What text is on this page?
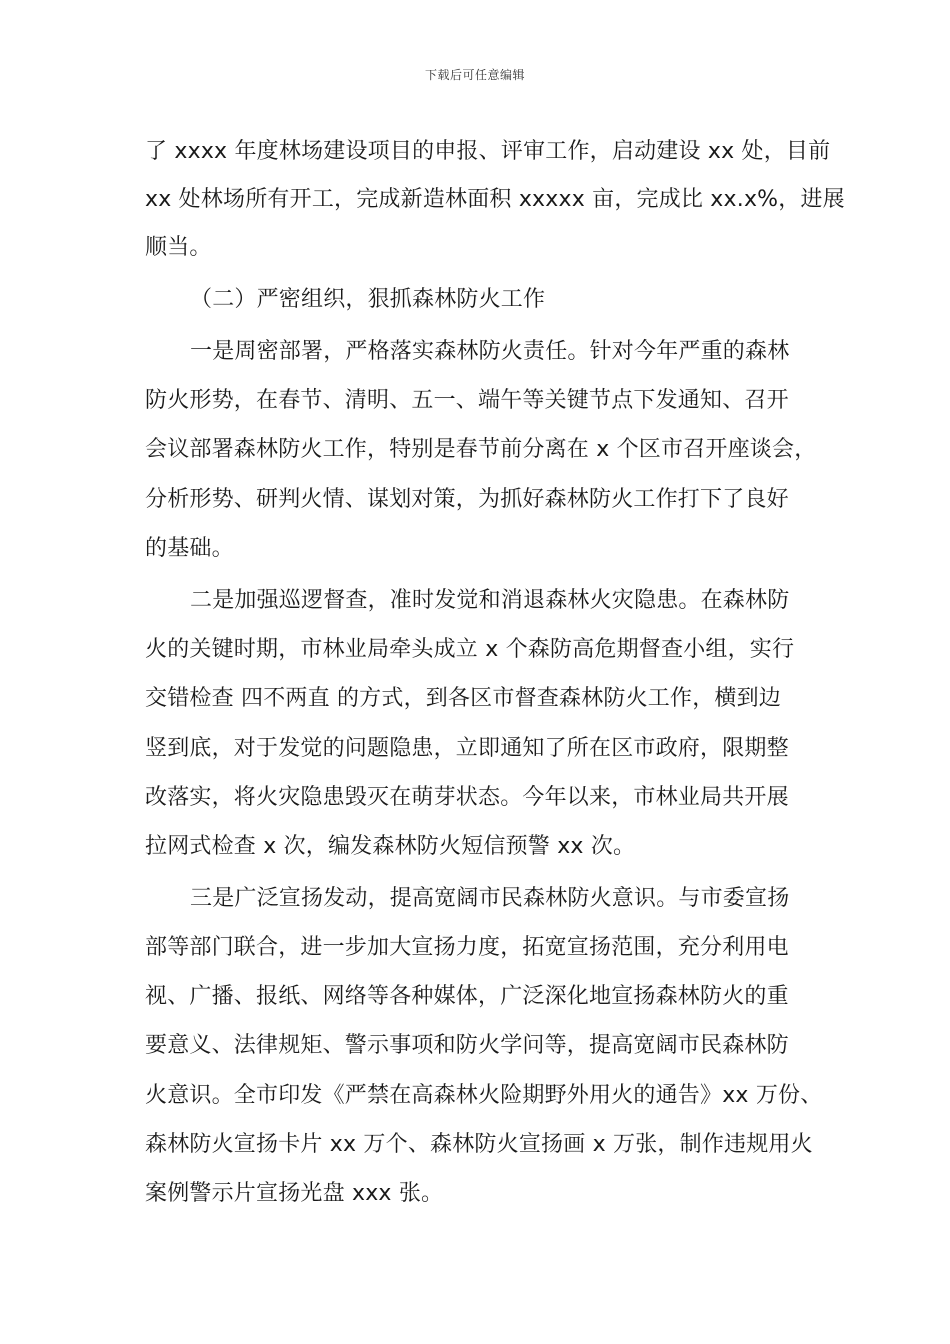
下载后可任意编辑
了 xxxx 年度林场建设项目的申报、评审工作，启动建设 xx 处，目前
xx 处林场所有开工，完成新造林面积 xxxxx 亩，完成比 xx.x%，进展
顺当。
（二）严密组织，狠抓森林防火工作
一是周密部署，严格落实森林防火责任。针对今年严重的森林
防火形势，在春节、清明、五一、端午等关键节点下发通知、召开
会议部署森林防火工作，特别是春节前分离在 x 个区市召开座谈会，
分析形势、研判火情、谋划对策，为抓好森林防火工作打下了良好
的基础。
二是加强巡逻督查，准时发觉和消退森林火灾隐患。在森林防
火的关键时期，市林业局牵头成立 x 个森防高危期督查小组，实行
交错检查 四不两直 的方式，到各区市督查森林防火工作，横到边
竖到底，对于发觉的问题隐患，立即通知了所在区市政府，限期整
改落实，将火灾隐患毁灭在萌芽状态。今年以来，市林业局共开展
拉网式检查 x 次，编发森林防火短信预警 xx 次。
三是广泛宣扬发动，提高宽阔市民森林防火意识。与市委宣扬
部等部门联合，进一步加大宣扬力度，拓宽宣扬范围，充分利用电
视、广播、报纸、网络等各种媒体，广泛深化地宣扬森林防火的重
要意义、法律规矩、警示事项和防火学问等，提高宽阔市民森林防
火意识。全市印发《严禁在高森林火险期野外用火的通告》xx 万份、
森林防火宣扬卡片 xx 万个、森林防火宣扬画 x 万张，制作违规用火
案例警示片宣扬光盘 xxx 张。
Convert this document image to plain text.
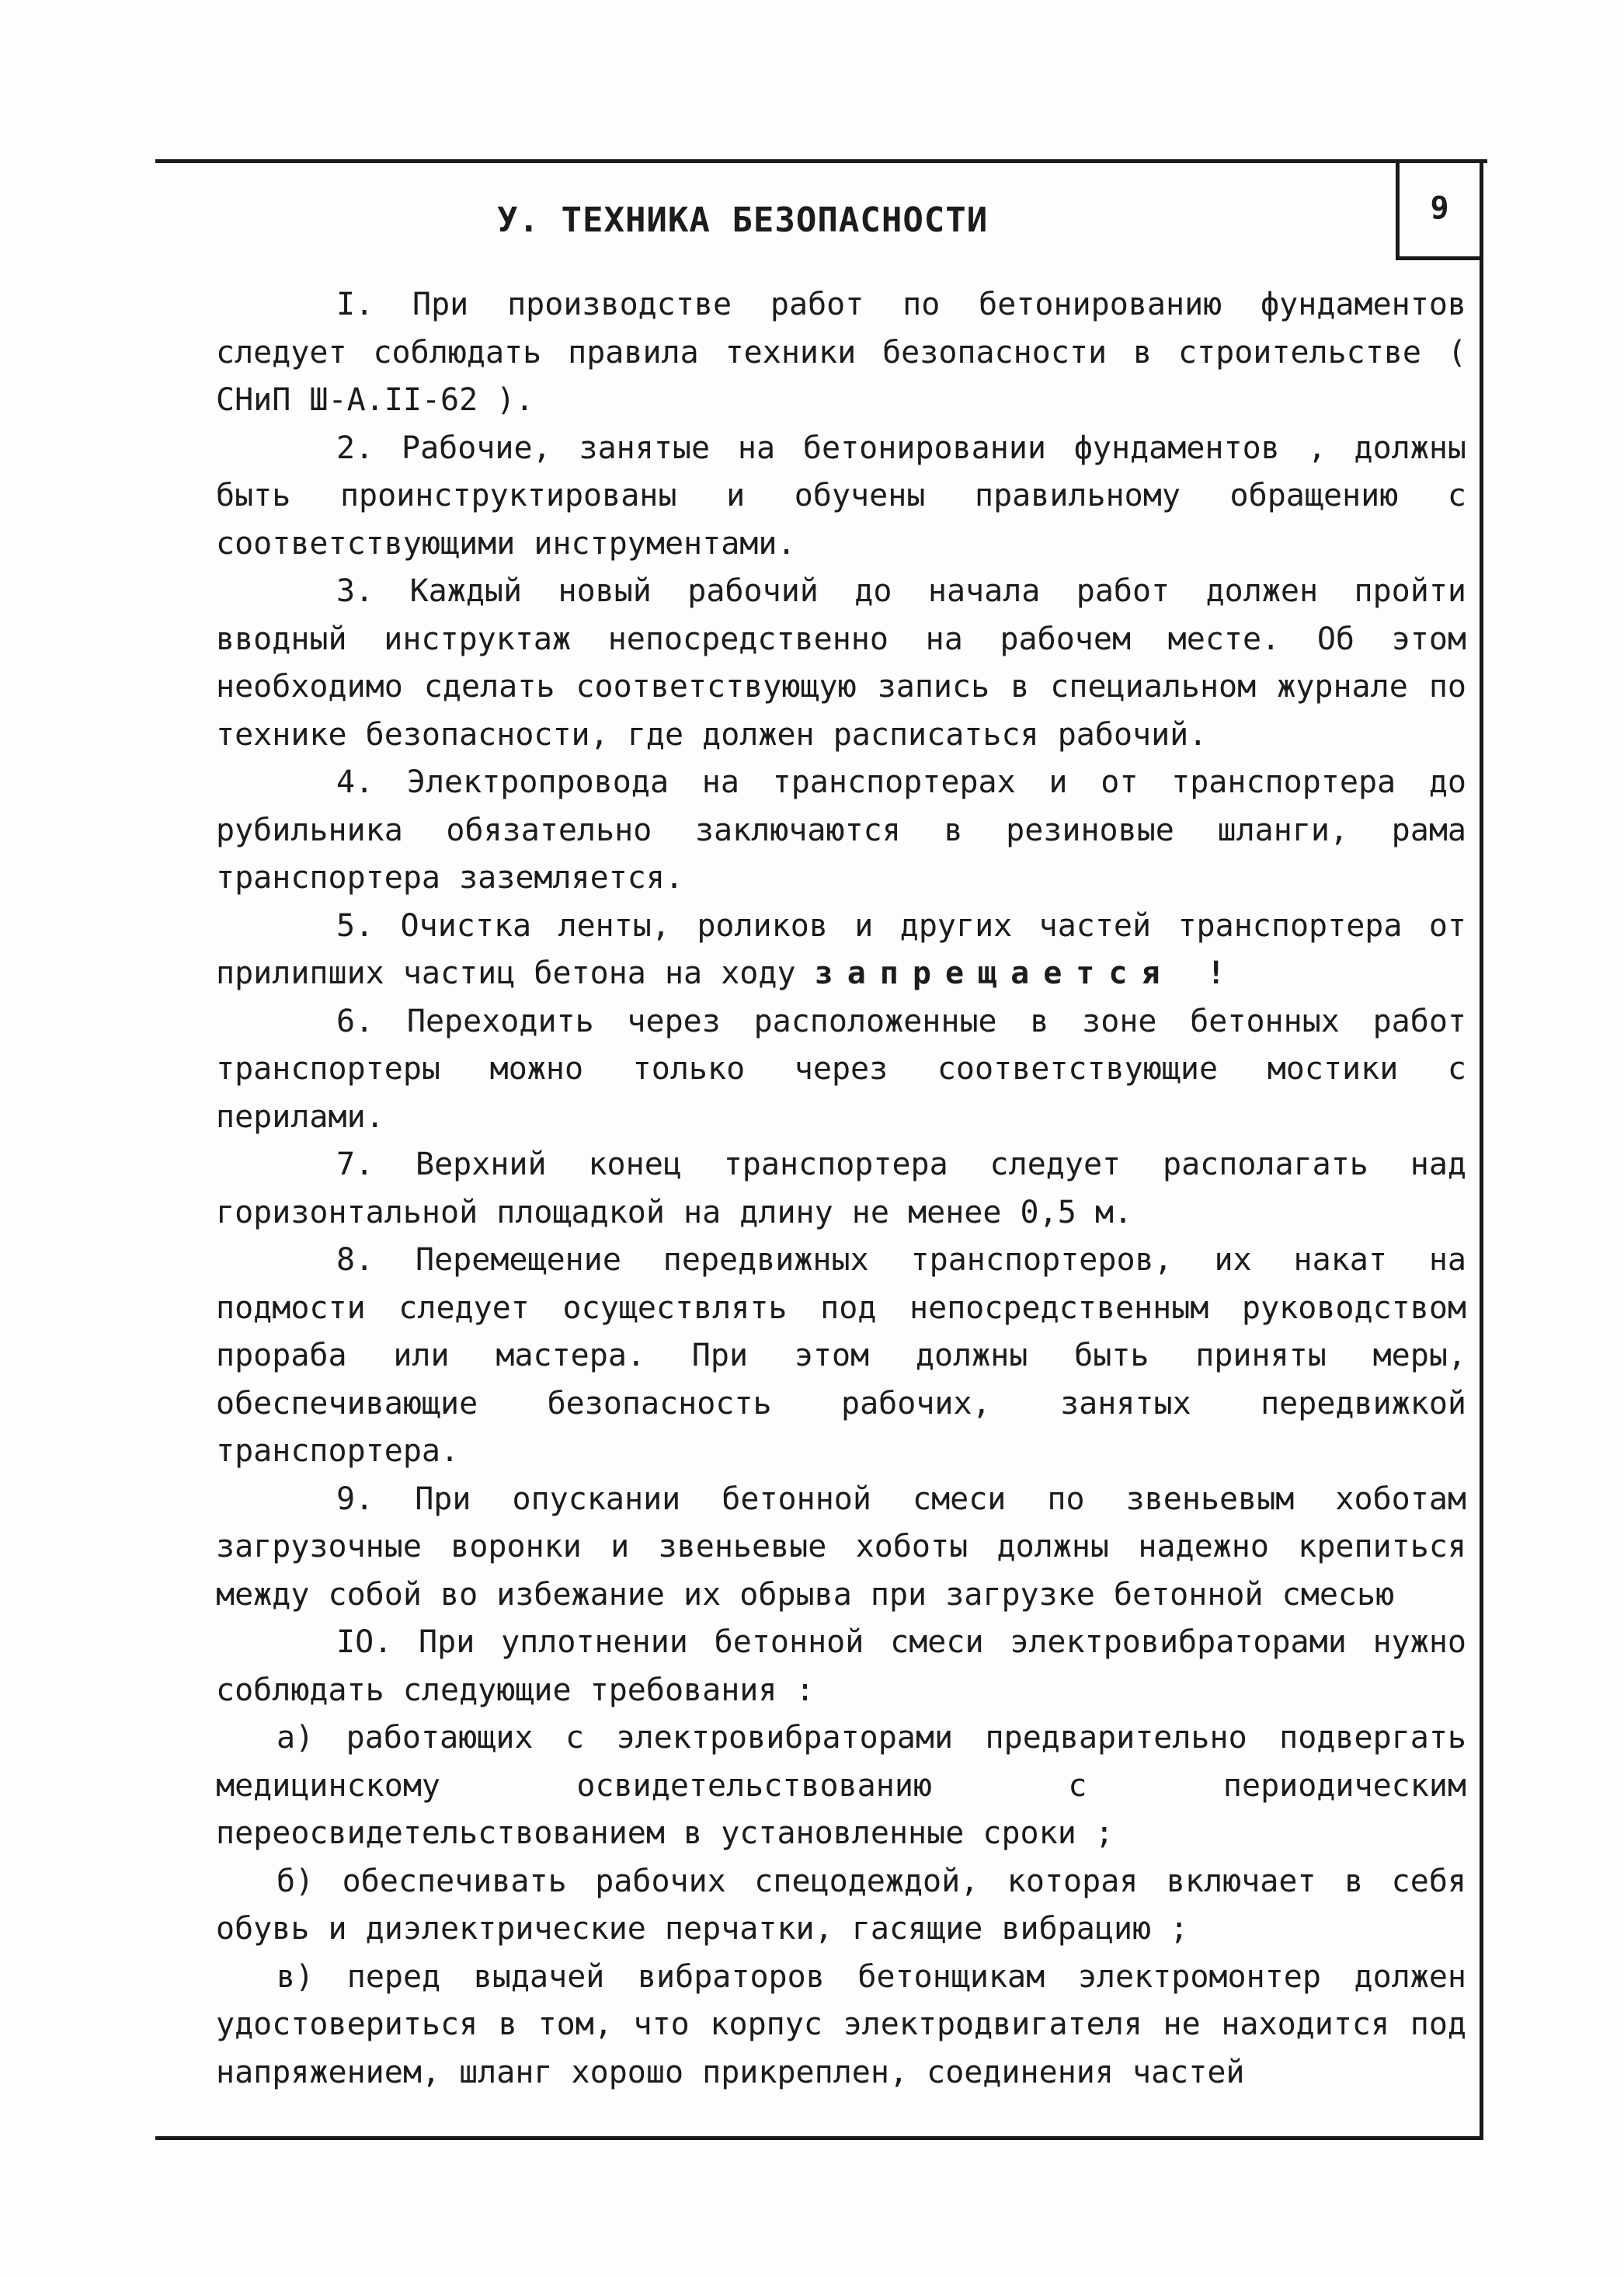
9
У. ТЕХНИКА БЕЗОПАСНОСТИ

I. При производстве работ по бетонированию фундаментов следует соблюдать правила техники безопасности в строительстве ( СНиП Ш-А.II-62 ).

2. Рабочие, занятые на бетонировании фундаментов , должны быть проинструктированы и обучены правильному обращению с соответствующими инструментами.

3. Каждый новый рабочий до начала работ должен пройти вводный инструктаж непосредственно на рабочем месте. Об этом необходимо сделать соответствующую запись в специальном журнале по технике безопасности, где должен расписаться рабочий.

4. Электропровода на транспортерах и от транспортера до рубильника обязательно заключаются в резиновые шланги, рама транспортера заземляется.

5. Очистка ленты, роликов и других частей транспортера от прилипших частиц бетона на ходу запрещается !

6. Переходить через расположенные в зоне бетонных работ транспортеры можно только через соответствующие мостики с перилами.

7. Верхний конец транспортера следует располагать над горизонтальной площадкой на длину не менее 0,5 м.

8. Перемещение передвижных транспортеров, их накат на подмости следует осуществлять под непосредственным руководством прораба или мастера. При этом должны быть приняты меры, обеспечивающие безопасность рабочих, занятых передвижкой транспортера.

9. При опускании бетонной смеси по звеньевым хоботам загрузочные воронки и звеньевые хоботы должны надежно крепиться между собой во избежание их обрыва при загрузке бетонной смесью

IO. При уплотнении бетонной смеси электровибраторами нужно соблюдать следующие требования :

а) работающих с электровибраторами предварительно подвергать медицинскому освидетельствованию с периодическим переосвидетельствованием в установленные сроки ;

б) обеспечивать рабочих спецодеждой, которая включает в себя обувь и диэлектрические перчатки, гасящие вибрацию ;

в) перед выдачей вибраторов бетонщикам электромонтер должен удостовериться в том, что корпус электродвигателя не находится под напряжением, шланг хорошо прикреплен, соединения частей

> [Set task]: Every record gets retyped exactly; no picture goes into the copy.

> [The solution]:
What text is on this page?
下载后可任意编辑
了 xxxx 年度林场建设项目的申报、评审工作，启动建设 xx 处，目前
xx 处林场所有开工，完成新造林面积 xxxxx 亩，完成比 xx.x%，进展
顺当。
（二）严密组织，狠抓森林防火工作
一是周密部署，严格落实森林防火责任。针对今年严重的森林
防火形势，在春节、清明、五一、端午等关键节点下发通知、召开
会议部署森林防火工作，特别是春节前分离在 x 个区市召开座谈会，
分析形势、研判火情、谋划对策，为抓好森林防火工作打下了良好
的基础。
二是加强巡逻督查，准时发觉和消退森林火灾隐患。在森林防
火的关键时期，市林业局牵头成立 x 个森防高危期督查小组，实行
交错检查 四不两直 的方式，到各区市督查森林防火工作，横到边
竖到底，对于发觉的问题隐患，立即通知了所在区市政府，限期整
改落实，将火灾隐患毁灭在萌芽状态。今年以来，市林业局共开展
拉网式检查 x 次，编发森林防火短信预警 xx 次。
三是广泛宣扬发动，提高宽阔市民森林防火意识。与市委宣扬
部等部门联合，进一步加大宣扬力度，拓宽宣扬范围，充分利用电
视、广播、报纸、网络等各种媒体，广泛深化地宣扬森林防火的重
要意义、法律规矩、警示事项和防火学问等，提高宽阔市民森林防
火意识。全市印发《严禁在高森林火险期野外用火的通告》xx 万份、
森林防火宣扬卡片 xx 万个、森林防火宣扬画 x 万张，制作违规用火
案例警示片宣扬光盘 xxx 张。
Convert this document image to plain text.
9
У. ТЕХНИКА БЕЗОПАСНОСТИ

I. При производстве работ по бетонированию фундаментов следует соблюдать правила техники безопасности в строительстве ( СНиП Ш-А.II-62 ).

2. Рабочие, занятые на бетонировании фундаментов , должны быть проинструктированы и обучены правильному обращению с соответствующими инструментами.

3. Каждый новый рабочий до начала работ должен пройти вводный инструктаж непосредственно на рабочем месте. Об этом необходимо сделать соответствующую запись в специальном журнале по технике безопасности, где должен расписаться рабочий.

4. Электропровода на транспортерах и от транспортера до рубильника обязательно заключаются в резиновые шланги, рама транспортера заземляется.

5. Очистка ленты, роликов и других частей транспортера от прилипших частиц бетона на ходу запрещается !

6. Переходить через расположенные в зоне бетонных работ транспортеры можно только через соответствующие мостики с перилами.

7. Верхний конец транспортера следует располагать над горизонтальной площадкой на длину не менее 0,5 м.

8. Перемещение передвижных транспортеров, их накат на подмости следует осуществлять под непосредственным руководством прораба или мастера. При этом должны быть приняты меры, обеспечивающие безопасность рабочих, занятых передвижкой транспортера.

9. При опускании бетонной смеси по звеньевым хоботам загрузочные воронки и звеньевые хоботы должны надежно крепиться между собой во избежание их обрыва при загрузке бетонной смесью

IO. При уплотнении бетонной смеси электровибраторами нужно соблюдать следующие требования :

а) работающих с электровибраторами предварительно подвергать медицинскому освидетельствованию с периодическим переосвидетельствованием в установленные сроки ;

б) обеспечивать рабочих спецодеждой, которая включает в себя обувь и диэлектрические перчатки, гасящие вибрацию ;

в) перед выдачей вибраторов бетонщикам электромонтер должен удостовериться в том, что корпус электродвигателя не находится под напряжением, шланг хорошо прикреплен, соединения частей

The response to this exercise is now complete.